-- Opening Marker --

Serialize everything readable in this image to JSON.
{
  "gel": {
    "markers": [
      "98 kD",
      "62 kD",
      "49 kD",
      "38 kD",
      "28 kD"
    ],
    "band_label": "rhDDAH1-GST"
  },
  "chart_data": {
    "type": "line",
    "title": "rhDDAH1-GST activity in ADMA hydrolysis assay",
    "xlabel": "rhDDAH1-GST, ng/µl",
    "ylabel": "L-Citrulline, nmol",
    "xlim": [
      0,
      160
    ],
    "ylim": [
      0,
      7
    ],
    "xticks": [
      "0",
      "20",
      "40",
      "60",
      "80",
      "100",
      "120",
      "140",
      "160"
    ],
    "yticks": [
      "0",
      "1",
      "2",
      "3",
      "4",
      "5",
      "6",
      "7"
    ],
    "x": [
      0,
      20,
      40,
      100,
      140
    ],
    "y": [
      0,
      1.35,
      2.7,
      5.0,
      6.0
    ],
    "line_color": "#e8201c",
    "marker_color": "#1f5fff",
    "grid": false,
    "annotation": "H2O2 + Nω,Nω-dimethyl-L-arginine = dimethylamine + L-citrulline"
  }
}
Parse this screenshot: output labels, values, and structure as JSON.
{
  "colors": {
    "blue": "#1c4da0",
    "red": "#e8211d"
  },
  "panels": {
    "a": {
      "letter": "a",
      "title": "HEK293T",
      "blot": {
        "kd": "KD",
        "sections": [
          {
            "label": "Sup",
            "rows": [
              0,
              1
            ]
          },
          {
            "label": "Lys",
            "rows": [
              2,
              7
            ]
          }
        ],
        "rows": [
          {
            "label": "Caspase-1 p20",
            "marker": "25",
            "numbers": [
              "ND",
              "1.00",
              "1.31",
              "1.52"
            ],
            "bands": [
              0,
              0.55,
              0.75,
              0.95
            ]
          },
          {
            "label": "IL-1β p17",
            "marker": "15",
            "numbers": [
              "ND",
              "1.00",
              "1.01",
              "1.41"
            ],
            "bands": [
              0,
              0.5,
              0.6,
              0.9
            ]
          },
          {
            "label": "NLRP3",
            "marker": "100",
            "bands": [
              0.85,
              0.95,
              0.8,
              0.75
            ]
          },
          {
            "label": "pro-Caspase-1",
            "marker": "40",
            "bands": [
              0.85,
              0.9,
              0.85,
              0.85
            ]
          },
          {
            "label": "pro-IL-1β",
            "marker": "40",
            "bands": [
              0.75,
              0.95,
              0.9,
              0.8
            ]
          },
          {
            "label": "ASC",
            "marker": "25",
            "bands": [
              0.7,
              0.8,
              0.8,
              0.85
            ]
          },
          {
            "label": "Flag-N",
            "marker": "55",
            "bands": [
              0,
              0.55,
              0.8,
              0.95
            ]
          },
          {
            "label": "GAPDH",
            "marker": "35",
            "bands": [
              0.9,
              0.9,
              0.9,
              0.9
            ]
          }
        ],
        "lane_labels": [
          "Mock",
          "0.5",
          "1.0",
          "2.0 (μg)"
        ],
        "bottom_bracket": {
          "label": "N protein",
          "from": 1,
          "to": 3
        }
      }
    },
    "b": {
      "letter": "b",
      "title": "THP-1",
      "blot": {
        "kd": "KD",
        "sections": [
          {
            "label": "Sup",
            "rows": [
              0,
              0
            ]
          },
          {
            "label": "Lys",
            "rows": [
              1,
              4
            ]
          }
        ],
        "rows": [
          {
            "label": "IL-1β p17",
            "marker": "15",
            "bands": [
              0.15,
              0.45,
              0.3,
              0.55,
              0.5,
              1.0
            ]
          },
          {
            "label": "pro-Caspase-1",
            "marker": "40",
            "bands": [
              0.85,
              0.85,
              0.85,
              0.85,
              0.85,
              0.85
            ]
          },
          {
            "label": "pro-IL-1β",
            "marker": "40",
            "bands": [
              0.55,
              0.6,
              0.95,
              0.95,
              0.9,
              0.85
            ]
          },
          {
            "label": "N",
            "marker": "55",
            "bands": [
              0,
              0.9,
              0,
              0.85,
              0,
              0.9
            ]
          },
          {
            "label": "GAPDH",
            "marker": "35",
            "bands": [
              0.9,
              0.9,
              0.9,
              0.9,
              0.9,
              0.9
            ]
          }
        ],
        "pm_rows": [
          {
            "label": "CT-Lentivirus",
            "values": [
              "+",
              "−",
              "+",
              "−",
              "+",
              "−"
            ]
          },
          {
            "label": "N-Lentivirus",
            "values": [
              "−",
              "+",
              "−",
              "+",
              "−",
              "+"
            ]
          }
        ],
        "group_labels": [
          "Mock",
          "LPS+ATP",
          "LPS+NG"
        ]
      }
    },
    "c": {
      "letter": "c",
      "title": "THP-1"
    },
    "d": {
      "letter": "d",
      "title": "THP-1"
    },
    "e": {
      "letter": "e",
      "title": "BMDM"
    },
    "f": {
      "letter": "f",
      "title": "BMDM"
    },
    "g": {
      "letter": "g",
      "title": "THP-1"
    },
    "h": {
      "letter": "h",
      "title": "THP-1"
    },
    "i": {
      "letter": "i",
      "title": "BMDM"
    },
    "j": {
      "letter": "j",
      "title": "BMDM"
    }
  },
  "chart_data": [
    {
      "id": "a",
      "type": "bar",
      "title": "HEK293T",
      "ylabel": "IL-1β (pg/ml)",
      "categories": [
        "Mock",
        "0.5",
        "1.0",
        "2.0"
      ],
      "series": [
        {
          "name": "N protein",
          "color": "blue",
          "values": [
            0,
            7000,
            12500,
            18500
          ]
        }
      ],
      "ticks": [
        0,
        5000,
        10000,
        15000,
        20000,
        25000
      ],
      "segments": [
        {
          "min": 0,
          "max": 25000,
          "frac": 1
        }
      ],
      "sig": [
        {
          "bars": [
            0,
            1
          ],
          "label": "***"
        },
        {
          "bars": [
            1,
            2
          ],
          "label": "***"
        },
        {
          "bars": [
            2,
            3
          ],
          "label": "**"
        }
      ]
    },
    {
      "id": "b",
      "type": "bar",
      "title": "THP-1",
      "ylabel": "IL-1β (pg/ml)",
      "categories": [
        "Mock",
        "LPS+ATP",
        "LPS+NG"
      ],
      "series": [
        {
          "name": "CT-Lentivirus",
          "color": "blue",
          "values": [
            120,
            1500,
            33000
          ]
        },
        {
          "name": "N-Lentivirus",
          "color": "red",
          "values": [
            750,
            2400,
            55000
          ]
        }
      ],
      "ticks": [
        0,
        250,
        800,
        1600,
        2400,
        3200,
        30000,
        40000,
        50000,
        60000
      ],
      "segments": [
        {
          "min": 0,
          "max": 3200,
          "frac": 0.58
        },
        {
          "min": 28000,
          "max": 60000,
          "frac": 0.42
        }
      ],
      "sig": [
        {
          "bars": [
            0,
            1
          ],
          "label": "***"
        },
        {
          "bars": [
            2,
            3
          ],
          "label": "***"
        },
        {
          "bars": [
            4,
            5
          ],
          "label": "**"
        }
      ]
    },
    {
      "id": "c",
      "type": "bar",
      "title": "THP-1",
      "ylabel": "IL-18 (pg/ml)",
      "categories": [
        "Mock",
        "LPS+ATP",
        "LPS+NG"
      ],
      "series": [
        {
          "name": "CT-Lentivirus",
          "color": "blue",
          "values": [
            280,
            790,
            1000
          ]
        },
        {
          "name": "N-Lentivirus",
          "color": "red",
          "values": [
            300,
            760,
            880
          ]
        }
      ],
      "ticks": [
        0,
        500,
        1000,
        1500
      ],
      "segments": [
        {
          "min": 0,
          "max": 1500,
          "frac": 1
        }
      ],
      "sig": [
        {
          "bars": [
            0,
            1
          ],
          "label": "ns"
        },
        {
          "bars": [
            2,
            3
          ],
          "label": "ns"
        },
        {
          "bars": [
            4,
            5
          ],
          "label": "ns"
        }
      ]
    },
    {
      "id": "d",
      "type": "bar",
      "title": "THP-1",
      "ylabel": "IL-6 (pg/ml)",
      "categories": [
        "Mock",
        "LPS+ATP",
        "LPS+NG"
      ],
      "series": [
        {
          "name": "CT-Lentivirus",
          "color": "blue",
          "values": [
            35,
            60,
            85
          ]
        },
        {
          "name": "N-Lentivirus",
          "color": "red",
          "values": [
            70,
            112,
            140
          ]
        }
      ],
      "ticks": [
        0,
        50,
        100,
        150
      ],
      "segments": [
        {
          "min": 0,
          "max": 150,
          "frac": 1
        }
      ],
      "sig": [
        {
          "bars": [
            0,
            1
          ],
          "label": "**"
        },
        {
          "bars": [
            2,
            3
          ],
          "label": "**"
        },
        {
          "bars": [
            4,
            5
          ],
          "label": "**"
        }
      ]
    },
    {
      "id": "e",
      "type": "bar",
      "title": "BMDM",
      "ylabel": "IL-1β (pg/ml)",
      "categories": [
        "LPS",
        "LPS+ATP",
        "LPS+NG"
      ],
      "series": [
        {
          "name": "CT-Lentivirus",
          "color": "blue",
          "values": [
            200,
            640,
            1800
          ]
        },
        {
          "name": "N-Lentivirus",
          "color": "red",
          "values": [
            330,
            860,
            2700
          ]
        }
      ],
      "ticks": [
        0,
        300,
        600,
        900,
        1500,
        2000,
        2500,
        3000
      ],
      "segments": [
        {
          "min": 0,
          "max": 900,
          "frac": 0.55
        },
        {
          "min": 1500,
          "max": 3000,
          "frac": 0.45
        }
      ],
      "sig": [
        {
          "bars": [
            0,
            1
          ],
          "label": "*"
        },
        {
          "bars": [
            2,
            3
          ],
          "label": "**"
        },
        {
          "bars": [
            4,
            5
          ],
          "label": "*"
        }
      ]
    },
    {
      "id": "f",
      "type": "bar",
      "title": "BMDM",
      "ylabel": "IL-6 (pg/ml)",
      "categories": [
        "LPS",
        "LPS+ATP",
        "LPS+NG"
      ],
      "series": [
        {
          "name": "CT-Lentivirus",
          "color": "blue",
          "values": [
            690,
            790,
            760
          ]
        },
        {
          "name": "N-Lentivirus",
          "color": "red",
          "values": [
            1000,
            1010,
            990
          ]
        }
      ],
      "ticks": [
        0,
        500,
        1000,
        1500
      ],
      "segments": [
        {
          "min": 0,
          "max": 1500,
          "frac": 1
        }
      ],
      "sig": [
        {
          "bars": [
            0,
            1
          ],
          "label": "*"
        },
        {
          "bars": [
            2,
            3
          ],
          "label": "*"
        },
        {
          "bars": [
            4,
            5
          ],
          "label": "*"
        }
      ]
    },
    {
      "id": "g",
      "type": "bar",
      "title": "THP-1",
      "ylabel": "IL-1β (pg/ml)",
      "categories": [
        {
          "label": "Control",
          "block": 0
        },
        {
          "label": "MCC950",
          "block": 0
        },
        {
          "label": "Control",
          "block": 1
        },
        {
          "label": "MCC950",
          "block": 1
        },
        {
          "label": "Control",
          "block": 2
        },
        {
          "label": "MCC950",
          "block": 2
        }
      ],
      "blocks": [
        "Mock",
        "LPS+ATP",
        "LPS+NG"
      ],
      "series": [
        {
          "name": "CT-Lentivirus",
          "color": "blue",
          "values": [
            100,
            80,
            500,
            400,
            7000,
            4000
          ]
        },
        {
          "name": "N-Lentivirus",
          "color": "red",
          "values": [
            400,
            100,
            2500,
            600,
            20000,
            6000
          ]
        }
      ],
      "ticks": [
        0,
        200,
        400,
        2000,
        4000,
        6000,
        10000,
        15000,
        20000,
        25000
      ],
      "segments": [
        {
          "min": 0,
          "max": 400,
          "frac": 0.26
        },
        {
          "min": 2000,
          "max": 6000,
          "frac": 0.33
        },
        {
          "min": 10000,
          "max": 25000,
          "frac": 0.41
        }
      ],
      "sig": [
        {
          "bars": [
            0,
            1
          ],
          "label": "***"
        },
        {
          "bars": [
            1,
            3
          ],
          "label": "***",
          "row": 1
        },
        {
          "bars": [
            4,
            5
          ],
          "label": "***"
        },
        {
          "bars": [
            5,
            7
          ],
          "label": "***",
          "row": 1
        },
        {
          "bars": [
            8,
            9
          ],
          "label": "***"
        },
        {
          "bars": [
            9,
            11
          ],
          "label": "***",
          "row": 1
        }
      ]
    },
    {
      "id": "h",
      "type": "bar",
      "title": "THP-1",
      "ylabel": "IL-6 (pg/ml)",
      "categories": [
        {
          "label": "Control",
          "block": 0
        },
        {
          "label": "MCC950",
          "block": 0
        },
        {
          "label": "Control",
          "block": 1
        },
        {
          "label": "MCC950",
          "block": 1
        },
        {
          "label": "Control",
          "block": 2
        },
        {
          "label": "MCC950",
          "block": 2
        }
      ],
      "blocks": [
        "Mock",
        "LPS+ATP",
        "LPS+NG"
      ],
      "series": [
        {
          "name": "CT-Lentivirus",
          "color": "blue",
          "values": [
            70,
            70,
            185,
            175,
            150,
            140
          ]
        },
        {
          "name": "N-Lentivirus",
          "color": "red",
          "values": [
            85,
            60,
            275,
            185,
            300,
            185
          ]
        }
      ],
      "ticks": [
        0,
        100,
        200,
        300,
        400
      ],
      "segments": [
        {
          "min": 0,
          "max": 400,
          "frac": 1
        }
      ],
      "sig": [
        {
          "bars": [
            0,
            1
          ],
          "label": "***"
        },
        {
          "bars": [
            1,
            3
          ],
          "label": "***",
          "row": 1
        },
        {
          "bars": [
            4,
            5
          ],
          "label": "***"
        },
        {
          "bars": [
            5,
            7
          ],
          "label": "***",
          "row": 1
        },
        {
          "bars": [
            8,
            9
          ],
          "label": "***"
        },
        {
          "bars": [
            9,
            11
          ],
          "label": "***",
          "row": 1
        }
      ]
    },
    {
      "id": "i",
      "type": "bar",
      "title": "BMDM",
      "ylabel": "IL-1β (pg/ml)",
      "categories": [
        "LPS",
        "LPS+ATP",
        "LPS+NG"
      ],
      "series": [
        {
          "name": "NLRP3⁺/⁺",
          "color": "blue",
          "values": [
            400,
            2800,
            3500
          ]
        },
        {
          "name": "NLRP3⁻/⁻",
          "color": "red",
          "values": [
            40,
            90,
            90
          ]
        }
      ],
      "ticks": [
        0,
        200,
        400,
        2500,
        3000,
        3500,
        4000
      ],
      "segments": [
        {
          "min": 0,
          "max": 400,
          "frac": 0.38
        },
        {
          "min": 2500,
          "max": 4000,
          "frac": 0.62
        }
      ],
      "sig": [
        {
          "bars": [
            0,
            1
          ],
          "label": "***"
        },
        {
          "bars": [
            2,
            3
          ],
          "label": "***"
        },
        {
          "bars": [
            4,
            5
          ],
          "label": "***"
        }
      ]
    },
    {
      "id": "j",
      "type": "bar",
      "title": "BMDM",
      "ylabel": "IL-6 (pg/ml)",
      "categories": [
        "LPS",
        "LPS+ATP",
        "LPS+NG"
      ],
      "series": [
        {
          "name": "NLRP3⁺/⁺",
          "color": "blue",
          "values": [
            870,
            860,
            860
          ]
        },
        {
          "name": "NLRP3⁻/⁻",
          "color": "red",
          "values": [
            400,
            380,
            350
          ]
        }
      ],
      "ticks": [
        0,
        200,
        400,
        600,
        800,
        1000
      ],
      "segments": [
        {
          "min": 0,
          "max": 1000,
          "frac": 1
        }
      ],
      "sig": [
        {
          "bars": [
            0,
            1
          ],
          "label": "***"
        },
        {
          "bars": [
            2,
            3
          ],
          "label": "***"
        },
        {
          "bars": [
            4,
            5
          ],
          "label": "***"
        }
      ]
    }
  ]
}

-- Closing Marker --

Search the entries for the string "this" and return each line where it turns up.

Serialize everything readable in this image to JSON.
Parse this screenshot: output labels, values, and structure as JSON.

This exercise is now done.